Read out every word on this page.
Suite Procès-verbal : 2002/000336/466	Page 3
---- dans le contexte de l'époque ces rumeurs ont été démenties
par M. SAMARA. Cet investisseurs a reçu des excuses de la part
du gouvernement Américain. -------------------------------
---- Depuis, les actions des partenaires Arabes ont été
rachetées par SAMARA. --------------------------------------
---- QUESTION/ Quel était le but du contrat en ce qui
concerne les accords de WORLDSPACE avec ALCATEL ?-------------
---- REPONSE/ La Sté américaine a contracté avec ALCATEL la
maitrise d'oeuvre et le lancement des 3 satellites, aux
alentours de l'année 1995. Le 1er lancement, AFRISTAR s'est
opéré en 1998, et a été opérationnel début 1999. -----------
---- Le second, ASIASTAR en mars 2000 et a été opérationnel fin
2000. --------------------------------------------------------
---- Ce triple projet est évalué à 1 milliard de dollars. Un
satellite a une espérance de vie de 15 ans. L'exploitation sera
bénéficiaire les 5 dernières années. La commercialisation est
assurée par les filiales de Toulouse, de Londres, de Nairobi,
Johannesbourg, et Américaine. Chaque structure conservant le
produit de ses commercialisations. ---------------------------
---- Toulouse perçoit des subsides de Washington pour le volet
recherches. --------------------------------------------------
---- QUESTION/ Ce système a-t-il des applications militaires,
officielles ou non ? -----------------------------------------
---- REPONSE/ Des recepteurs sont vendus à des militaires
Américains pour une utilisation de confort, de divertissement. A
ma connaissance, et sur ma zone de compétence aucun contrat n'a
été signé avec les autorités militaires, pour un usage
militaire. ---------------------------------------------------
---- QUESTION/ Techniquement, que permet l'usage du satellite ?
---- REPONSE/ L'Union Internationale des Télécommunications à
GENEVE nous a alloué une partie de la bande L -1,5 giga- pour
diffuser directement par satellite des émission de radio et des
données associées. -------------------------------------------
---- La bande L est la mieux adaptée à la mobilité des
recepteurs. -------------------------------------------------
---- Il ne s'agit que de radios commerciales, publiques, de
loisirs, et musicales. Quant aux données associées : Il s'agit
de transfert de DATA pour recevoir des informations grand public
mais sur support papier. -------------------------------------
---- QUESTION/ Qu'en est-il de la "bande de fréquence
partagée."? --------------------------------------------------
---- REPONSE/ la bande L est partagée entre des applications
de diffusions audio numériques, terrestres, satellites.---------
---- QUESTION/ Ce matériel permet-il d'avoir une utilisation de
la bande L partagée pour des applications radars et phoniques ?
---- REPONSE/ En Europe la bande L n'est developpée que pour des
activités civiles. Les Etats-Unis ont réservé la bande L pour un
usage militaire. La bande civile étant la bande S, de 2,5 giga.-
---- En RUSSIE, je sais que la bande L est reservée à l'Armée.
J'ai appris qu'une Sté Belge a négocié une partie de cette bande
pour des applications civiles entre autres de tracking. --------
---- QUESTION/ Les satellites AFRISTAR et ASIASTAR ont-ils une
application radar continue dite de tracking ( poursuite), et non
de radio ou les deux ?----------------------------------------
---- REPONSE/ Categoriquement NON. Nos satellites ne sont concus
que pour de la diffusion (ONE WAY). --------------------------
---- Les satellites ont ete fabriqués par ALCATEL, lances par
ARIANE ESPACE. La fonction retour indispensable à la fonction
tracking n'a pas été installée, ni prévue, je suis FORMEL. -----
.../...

═══

YOUR TASK |
Write out every entry again exactly, please, with nothing missing.

SOLUTION TO THIS TASK |
Read out every word on this page.
Suite Procès-verbal : 2002/000336/466	Page 3
---- dans le contexte de l'époque ces rumeurs ont été démenties
par M. SAMARA. Cet investisseurs a reçu des excuses de la part
du gouvernement Américain. -------------------------------
---- Depuis, les actions des partenaires Arabes ont été
rachetées par SAMARA. --------------------------------------
---- QUESTION/ Quel était le but du contrat en ce qui
concerne les accords de WORLDSPACE avec ALCATEL ?-------------
---- REPONSE/ La Sté américaine a contracté avec ALCATEL la
maitrise d'oeuvre et le lancement des 3 satellites, aux
alentours de l'année 1995. Le 1er lancement, AFRISTAR s'est
opéré en 1998, et a été opérationnel début 1999. -----------
---- Le second, ASIASTAR en mars 2000 et a été opérationnel fin
2000. --------------------------------------------------------
---- Ce triple projet est évalué à 1 milliard de dollars. Un
satellite a une espérance de vie de 15 ans. L'exploitation sera
bénéficiaire les 5 dernières années. La commercialisation est
assurée par les filiales de Toulouse, de Londres, de Nairobi,
Johannesbourg, et Américaine. Chaque structure conservant le
produit de ses commercialisations. ---------------------------
---- Toulouse perçoit des subsides de Washington pour le volet
recherches. --------------------------------------------------
---- QUESTION/ Ce système a-t-il des applications militaires,
officielles ou non ? -----------------------------------------
---- REPONSE/ Des recepteurs sont vendus à des militaires
Américains pour une utilisation de confort, de divertissement. A
ma connaissance, et sur ma zone de compétence aucun contrat n'a
été signé avec les autorités militaires, pour un usage
militaire. ---------------------------------------------------
---- QUESTION/ Techniquement, que permet l'usage du satellite ?
---- REPONSE/ L'Union Internationale des Télécommunications à
GENEVE nous a alloué une partie de la bande L -1,5 giga- pour
diffuser directement par satellite des émission de radio et des
données associées. -------------------------------------------
---- La bande L est la mieux adaptée à la mobilité des
recepteurs. -------------------------------------------------
---- Il ne s'agit que de radios commerciales, publiques, de
loisirs, et musicales. Quant aux données associées : Il s'agit
de transfert de DATA pour recevoir des informations grand public
mais sur support papier. -------------------------------------
---- QUESTION/ Qu'en est-il de la "bande de fréquence
partagée."? --------------------------------------------------
---- REPONSE/ la bande L est partagée entre des applications
de diffusions audio numériques, terrestres, satellites.---------
---- QUESTION/ Ce matériel permet-il d'avoir une utilisation de
la bande L partagée pour des applications radars et phoniques ?
---- REPONSE/ En Europe la bande L n'est developpée que pour des
activités civiles. Les Etats-Unis ont réservé la bande L pour un
usage militaire. La bande civile étant la bande S, de 2,5 giga.-
---- En RUSSIE, je sais que la bande L est reservée à l'Armée.
J'ai appris qu'une Sté Belge a négocié une partie de cette bande
pour des applications civiles entre autres de tracking. --------
---- QUESTION/ Les satellites AFRISTAR et ASIASTAR ont-ils une
application radar continue dite de tracking ( poursuite), et non
de radio ou les deux ?----------------------------------------
---- REPONSE/ Categoriquement NON. Nos satellites ne sont concus
que pour de la diffusion (ONE WAY). --------------------------
---- Les satellites ont ete fabriqués par ALCATEL, lances par
ARIANE ESPACE. La fonction retour indispensable à la fonction
tracking n'a pas été installée, ni prévue, je suis FORMEL. -----
.../...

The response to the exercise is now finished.